* begin EXTRACTED TEXT *

Mr Fox denies the allegation, complaining that it was agreed through solicitors that he would “sign off outgoing payments,” and that it is Ms Couch who has been at fault for putting forward payments unsupported by invoices, asking him for approval at the last minute, not providing information when requested, providing invoices she has produced herself and spending money without prior approval.
Ms Shuffrey took Mr Fox to a number of exchanges he had had with Ms Couch. They make unedifying reading, and I have no intention of going over all the material that was covered. I shall mention just a few examples of such everyday occurrences and then deal with one that I regard as important.

* end EXTRACTED TEXT *

**DESCRIPTION OF THE TASK:** Copy the stretch from "Ms Shuffrey took" through "regard as important." in the passage about Mr Fox and Ms Couch, swapping "unedifying" for "dispiriting". The records have nothing to do with this.

* begin DATA SHOWN *

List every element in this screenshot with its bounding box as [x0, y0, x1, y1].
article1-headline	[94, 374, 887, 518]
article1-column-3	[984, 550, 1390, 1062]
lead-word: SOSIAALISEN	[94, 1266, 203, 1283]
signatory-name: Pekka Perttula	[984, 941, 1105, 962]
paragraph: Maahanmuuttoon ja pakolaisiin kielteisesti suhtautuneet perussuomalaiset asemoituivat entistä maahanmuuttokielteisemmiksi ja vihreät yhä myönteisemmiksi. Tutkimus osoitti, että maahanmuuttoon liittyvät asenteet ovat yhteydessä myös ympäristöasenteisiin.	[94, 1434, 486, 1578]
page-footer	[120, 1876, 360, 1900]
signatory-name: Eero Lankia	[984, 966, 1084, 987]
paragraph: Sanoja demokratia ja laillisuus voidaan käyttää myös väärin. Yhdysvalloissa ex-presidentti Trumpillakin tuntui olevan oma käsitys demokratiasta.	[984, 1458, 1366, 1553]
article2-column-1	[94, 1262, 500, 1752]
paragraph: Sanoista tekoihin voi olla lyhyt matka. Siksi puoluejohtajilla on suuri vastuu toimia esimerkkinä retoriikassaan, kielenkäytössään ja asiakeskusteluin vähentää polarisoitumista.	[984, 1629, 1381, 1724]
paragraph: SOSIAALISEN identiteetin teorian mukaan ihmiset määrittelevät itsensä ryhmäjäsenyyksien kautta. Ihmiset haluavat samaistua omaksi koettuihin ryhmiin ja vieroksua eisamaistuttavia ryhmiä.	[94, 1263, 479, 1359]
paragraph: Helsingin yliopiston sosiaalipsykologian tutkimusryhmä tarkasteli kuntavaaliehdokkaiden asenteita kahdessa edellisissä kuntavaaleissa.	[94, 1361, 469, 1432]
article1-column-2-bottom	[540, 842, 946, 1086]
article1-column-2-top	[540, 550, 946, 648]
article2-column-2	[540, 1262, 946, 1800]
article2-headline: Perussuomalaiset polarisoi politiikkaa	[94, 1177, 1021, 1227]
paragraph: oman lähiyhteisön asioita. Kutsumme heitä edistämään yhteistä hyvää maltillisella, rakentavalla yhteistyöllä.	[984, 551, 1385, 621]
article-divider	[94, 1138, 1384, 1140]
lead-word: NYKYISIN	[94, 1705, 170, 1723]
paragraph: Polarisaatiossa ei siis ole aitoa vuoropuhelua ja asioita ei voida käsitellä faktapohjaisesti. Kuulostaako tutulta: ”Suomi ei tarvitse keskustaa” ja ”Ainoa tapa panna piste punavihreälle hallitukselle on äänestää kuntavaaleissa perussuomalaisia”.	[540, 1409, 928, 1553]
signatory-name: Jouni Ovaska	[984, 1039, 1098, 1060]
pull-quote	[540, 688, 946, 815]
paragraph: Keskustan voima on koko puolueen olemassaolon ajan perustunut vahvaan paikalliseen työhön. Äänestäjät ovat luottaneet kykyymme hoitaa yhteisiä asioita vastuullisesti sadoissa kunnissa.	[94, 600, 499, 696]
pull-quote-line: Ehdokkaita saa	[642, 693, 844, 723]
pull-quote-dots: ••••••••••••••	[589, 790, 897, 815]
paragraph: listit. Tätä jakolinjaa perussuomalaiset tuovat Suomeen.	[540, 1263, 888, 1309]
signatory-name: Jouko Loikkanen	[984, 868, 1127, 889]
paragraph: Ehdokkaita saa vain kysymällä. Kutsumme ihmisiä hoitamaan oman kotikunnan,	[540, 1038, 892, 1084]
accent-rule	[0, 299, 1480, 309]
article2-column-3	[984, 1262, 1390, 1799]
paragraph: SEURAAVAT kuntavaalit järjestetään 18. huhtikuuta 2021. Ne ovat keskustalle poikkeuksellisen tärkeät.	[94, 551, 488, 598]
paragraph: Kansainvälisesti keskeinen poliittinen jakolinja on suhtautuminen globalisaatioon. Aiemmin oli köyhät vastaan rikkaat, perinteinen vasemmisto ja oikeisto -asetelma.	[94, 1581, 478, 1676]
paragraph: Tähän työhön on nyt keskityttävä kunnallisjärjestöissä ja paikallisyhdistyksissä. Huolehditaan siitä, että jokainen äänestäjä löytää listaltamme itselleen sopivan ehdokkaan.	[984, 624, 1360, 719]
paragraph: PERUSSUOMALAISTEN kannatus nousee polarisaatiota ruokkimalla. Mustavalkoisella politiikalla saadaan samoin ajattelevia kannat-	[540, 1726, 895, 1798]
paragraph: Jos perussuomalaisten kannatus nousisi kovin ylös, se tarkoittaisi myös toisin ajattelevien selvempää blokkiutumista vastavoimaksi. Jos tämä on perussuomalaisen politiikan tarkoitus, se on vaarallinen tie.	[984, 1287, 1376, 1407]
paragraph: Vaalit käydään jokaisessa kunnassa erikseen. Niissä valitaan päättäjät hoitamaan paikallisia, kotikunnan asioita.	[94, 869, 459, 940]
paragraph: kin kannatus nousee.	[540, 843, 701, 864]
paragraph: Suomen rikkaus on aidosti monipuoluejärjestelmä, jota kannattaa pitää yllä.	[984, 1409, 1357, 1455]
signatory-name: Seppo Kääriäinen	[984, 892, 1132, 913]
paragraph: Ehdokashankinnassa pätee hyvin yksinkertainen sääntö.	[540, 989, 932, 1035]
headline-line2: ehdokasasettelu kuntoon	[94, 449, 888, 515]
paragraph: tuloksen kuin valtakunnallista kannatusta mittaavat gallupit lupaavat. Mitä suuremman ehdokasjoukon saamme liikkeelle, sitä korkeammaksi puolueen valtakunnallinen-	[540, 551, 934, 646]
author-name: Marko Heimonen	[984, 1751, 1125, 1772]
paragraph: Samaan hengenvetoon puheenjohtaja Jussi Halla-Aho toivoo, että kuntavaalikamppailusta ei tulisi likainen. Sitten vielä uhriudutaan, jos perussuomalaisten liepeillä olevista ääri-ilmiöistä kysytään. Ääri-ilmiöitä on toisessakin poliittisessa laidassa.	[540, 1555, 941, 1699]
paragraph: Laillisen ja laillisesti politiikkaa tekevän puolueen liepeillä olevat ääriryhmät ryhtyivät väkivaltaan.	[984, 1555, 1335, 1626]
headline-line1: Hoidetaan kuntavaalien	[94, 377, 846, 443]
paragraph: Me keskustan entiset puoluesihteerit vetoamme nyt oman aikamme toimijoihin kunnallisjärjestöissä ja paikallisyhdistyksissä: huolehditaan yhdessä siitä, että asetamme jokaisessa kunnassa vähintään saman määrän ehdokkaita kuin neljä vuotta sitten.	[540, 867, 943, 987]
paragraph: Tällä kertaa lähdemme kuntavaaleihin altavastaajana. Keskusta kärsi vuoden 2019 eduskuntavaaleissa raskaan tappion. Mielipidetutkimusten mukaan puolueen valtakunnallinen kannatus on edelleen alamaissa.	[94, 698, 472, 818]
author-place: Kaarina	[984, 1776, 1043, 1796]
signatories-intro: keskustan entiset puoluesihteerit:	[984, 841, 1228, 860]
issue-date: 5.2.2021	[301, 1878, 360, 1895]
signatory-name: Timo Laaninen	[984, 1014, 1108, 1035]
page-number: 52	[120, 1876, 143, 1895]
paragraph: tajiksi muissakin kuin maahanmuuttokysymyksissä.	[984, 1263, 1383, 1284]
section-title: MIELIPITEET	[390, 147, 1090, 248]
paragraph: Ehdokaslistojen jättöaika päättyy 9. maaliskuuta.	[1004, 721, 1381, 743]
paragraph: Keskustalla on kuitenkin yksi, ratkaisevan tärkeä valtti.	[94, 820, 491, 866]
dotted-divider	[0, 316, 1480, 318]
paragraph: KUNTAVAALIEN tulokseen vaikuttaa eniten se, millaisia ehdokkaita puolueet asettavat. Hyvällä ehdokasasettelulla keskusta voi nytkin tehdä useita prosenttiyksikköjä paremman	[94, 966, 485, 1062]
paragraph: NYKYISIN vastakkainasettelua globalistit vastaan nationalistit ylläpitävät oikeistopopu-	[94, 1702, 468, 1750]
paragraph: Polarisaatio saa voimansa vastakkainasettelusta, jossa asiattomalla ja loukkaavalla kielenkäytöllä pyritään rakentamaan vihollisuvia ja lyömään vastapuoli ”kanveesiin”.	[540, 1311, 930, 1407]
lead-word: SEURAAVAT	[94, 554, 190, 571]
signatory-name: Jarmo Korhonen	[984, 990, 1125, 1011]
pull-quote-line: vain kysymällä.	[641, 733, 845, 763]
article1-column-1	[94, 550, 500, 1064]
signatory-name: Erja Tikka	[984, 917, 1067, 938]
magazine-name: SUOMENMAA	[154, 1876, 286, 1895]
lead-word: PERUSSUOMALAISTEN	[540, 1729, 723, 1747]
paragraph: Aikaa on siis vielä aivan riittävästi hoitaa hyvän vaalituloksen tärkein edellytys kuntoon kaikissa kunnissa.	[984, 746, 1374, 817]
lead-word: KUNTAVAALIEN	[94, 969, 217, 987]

* end DATA SHOWN *

**SOLUTION TO THIS TASK:**
Ms Shuffrey took Mr Fox to a number of exchanges he had had with Ms Couch. They make dispiriting reading, and I have no intention of going over all the material that was covered. I shall mention just a few examples of such everyday occurrences and then deal with one that I regard as important.